### Task statement
Please show every line in the records below that contains the string "hole", copying each such line in full.
★ ★ ★ ★
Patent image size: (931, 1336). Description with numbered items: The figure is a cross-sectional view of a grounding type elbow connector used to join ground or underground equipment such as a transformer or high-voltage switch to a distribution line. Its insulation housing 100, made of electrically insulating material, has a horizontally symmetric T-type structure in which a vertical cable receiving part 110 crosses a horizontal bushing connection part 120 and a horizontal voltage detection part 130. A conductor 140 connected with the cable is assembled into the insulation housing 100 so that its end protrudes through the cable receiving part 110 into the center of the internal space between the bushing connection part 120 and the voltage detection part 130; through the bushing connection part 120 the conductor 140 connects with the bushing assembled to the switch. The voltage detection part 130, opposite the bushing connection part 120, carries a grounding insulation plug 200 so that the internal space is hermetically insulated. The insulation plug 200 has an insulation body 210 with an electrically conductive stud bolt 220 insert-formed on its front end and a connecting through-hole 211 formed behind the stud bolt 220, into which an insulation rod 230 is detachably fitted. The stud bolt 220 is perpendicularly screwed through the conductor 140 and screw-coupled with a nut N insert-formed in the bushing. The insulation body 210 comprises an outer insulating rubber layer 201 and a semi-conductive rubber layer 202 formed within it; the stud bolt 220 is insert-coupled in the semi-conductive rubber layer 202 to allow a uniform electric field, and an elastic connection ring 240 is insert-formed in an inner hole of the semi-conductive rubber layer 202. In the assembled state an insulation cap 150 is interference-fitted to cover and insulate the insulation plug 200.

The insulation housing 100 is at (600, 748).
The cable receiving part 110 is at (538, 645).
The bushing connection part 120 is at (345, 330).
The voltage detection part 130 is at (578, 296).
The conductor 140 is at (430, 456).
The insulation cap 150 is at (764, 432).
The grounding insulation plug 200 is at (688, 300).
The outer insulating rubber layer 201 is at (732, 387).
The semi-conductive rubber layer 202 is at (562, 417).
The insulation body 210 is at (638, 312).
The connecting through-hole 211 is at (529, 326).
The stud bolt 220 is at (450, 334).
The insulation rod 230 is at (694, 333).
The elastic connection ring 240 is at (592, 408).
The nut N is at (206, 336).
★ ★ ★ ★
### Full answer
Patent image size: (931, 1336). Description with numbered items: The figure is a cross-sectional view of a grounding type elbow connector used to join ground or underground equipment such as a transformer or high-voltage switch to a distribution line. Its insulation housing 100, made of electrically insulating material, has a horizontally symmetric T-type structure in which a vertical cable receiving part 110 crosses a horizontal bushing connection part 120 and a horizontal voltage detection part 130. A conductor 140 connected with the cable is assembled into the insulation housing 100 so that its end protrudes through the cable receiving part 110 into the center of the internal space between the bushing connection part 120 and the voltage detection part 130; through the bushing connection part 120 the conductor 140 connects with the bushing assembled to the switch. The voltage detection part 130, opposite the bushing connection part 120, carries a grounding insulation plug 200 so that the internal space is hermetically insulated. The insulation plug 200 has an insulation body 210 with an electrically conductive stud bolt 220 insert-formed on its front end and a connecting through-hole 211 formed behind the stud bolt 220, into which an insulation rod 230 is detachably fitted. The stud bolt 220 is perpendicularly screwed through the conductor 140 and screw-coupled with a nut N insert-formed in the bushing. The insulation body 210 comprises an outer insulating rubber layer 201 and a semi-conductive rubber layer 202 formed within it; the stud bolt 220 is insert-coupled in the semi-conductive rubber layer 202 to allow a uniform electric field, and an elastic connection ring 240 is insert-formed in an inner hole of the semi-conductive rubber layer 202. In the assembled state an insulation cap 150 is interference-fitted to cover and insulate the insulation plug 200.
The connecting through-hole 211 is at (529, 326).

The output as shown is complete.